### TASK TO CARRY OUT:
Quote each record exactly, please, leaving none out.

### RECORDED DATA:
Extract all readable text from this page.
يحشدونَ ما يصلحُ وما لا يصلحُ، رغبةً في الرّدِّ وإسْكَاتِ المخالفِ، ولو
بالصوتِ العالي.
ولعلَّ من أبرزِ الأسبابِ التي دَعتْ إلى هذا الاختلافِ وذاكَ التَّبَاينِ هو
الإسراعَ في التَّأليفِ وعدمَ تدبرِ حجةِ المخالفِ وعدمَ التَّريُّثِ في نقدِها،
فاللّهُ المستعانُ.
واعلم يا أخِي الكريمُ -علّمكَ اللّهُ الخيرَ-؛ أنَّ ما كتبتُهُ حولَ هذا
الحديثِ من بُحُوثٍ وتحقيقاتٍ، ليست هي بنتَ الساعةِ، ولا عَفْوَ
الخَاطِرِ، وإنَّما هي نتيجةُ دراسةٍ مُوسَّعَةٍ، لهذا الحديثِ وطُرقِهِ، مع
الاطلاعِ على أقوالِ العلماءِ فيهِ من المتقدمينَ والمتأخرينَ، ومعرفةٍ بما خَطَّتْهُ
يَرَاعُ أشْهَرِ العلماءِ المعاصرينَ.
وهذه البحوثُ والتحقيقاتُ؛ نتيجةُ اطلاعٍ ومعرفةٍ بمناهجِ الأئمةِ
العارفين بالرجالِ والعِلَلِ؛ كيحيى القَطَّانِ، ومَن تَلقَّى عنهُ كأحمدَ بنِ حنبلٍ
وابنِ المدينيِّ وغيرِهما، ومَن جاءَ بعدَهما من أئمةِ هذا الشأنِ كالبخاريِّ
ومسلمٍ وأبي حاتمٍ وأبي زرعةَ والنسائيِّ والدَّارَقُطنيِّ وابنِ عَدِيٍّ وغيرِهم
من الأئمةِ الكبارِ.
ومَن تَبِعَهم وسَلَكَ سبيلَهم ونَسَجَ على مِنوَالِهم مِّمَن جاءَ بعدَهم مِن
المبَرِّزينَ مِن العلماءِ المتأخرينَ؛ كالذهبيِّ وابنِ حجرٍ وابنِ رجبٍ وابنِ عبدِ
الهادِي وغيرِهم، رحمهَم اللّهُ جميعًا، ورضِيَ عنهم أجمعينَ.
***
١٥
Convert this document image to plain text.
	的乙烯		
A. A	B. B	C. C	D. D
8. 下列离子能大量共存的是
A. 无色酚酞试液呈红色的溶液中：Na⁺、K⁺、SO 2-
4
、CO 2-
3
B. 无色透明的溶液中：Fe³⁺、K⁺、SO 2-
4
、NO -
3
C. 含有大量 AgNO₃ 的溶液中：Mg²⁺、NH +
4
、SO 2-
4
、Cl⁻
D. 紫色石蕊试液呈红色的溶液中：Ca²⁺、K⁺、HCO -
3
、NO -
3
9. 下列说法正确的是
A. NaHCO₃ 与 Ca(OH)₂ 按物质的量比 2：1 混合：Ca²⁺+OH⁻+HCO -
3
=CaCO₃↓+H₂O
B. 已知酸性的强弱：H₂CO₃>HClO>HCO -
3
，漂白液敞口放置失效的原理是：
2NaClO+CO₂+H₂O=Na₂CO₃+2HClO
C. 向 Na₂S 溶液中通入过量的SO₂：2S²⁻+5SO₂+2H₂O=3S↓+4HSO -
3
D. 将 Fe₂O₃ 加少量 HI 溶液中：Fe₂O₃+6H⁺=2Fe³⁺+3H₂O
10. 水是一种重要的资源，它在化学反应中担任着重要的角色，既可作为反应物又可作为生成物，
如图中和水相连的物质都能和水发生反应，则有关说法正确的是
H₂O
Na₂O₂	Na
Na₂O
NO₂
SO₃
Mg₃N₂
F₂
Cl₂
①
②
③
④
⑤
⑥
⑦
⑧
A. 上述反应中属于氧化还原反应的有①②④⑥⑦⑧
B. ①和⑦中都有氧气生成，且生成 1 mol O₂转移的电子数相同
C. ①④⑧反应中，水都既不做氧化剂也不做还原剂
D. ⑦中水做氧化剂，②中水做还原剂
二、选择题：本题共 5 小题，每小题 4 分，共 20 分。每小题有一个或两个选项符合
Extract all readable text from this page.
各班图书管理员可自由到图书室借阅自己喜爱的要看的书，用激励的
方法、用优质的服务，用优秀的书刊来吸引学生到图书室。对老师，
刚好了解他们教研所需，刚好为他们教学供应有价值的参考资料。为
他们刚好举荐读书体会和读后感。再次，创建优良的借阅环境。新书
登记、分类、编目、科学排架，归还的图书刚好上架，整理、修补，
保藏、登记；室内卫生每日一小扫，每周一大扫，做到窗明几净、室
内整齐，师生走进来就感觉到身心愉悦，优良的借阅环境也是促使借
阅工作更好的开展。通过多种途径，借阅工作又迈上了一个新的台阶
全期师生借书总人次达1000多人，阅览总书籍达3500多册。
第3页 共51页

### TASK OUTPUT:
Extract all readable text from this page.
يحشدونَ ما يصلحُ وما لا يصلحُ، رغبةً في الرّدِّ وإسْكَاتِ المخالفِ، ولو
بالصوتِ العالي.
ولعلَّ من أبرزِ الأسبابِ التي دَعتْ إلى هذا الاختلافِ وذاكَ التَّبَاينِ هو
الإسراعَ في التَّأليفِ وعدمَ تدبرِ حجةِ المخالفِ وعدمَ التَّريُّثِ في نقدِها،
فاللّهُ المستعانُ.
واعلم يا أخِي الكريمُ -علّمكَ اللّهُ الخيرَ-؛ أنَّ ما كتبتُهُ حولَ هذا
الحديثِ من بُحُوثٍ وتحقيقاتٍ، ليست هي بنتَ الساعةِ، ولا عَفْوَ
الخَاطِرِ، وإنَّما هي نتيجةُ دراسةٍ مُوسَّعَةٍ، لهذا الحديثِ وطُرقِهِ، مع
الاطلاعِ على أقوالِ العلماءِ فيهِ من المتقدمينَ والمتأخرينَ، ومعرفةٍ بما خَطَّتْهُ
يَرَاعُ أشْهَرِ العلماءِ المعاصرينَ.
وهذه البحوثُ والتحقيقاتُ؛ نتيجةُ اطلاعٍ ومعرفةٍ بمناهجِ الأئمةِ
العارفين بالرجالِ والعِلَلِ؛ كيحيى القَطَّانِ، ومَن تَلقَّى عنهُ كأحمدَ بنِ حنبلٍ
وابنِ المدينيِّ وغيرِهما، ومَن جاءَ بعدَهما من أئمةِ هذا الشأنِ كالبخاريِّ
ومسلمٍ وأبي حاتمٍ وأبي زرعةَ والنسائيِّ والدَّارَقُطنيِّ وابنِ عَدِيٍّ وغيرِهم
من الأئمةِ الكبارِ.
ومَن تَبِعَهم وسَلَكَ سبيلَهم ونَسَجَ على مِنوَالِهم مِّمَن جاءَ بعدَهم مِن
المبَرِّزينَ مِن العلماءِ المتأخرينَ؛ كالذهبيِّ وابنِ حجرٍ وابنِ رجبٍ وابنِ عبدِ
الهادِي وغيرِهم، رحمهَم اللّهُ جميعًا، ورضِيَ عنهم أجمعينَ.
***
١٥
Convert this document image to plain text.
	的乙烯		
A. A	B. B	C. C	D. D
8. 下列离子能大量共存的是
A. 无色酚酞试液呈红色的溶液中：Na⁺、K⁺、SO 2-
4
、CO 2-
3
B. 无色透明的溶液中：Fe³⁺、K⁺、SO 2-
4
、NO -
3
C. 含有大量 AgNO₃ 的溶液中：Mg²⁺、NH +
4
、SO 2-
4
、Cl⁻
D. 紫色石蕊试液呈红色的溶液中：Ca²⁺、K⁺、HCO -
3
、NO -
3
9. 下列说法正确的是
A. NaHCO₃ 与 Ca(OH)₂ 按物质的量比 2：1 混合：Ca²⁺+OH⁻+HCO -
3
=CaCO₃↓+H₂O
B. 已知酸性的强弱：H₂CO₃>HClO>HCO -
3
，漂白液敞口放置失效的原理是：
2NaClO+CO₂+H₂O=Na₂CO₃+2HClO
C. 向 Na₂S 溶液中通入过量的SO₂：2S²⁻+5SO₂+2H₂O=3S↓+4HSO -
3
D. 将 Fe₂O₃ 加少量 HI 溶液中：Fe₂O₃+6H⁺=2Fe³⁺+3H₂O
10. 水是一种重要的资源，它在化学反应中担任着重要的角色，既可作为反应物又可作为生成物，
如图中和水相连的物质都能和水发生反应，则有关说法正确的是
H₂O
Na₂O₂	Na
Na₂O
NO₂
SO₃
Mg₃N₂
F₂
Cl₂
①
②
③
④
⑤
⑥
⑦
⑧
A. 上述反应中属于氧化还原反应的有①②④⑥⑦⑧
B. ①和⑦中都有氧气生成，且生成 1 mol O₂转移的电子数相同
C. ①④⑧反应中，水都既不做氧化剂也不做还原剂
D. ⑦中水做氧化剂，②中水做还原剂
二、选择题：本题共 5 小题，每小题 4 分，共 20 分。每小题有一个或两个选项符合
Extract all readable text from this page.
各班图书管理员可自由到图书室借阅自己喜爱的要看的书，用激励的
方法、用优质的服务，用优秀的书刊来吸引学生到图书室。对老师，
刚好了解他们教研所需，刚好为他们教学供应有价值的参考资料。为
他们刚好举荐读书体会和读后感。再次，创建优良的借阅环境。新书
登记、分类、编目、科学排架，归还的图书刚好上架，整理、修补，
保藏、登记；室内卫生每日一小扫，每周一大扫，做到窗明几净、室
内整齐，师生走进来就感觉到身心愉悦，优良的借阅环境也是促使借
阅工作更好的开展。通过多种途径，借阅工作又迈上了一个新的台阶
全期师生借书总人次达1000多人，阅览总书籍达3500多册。
第3页 共51页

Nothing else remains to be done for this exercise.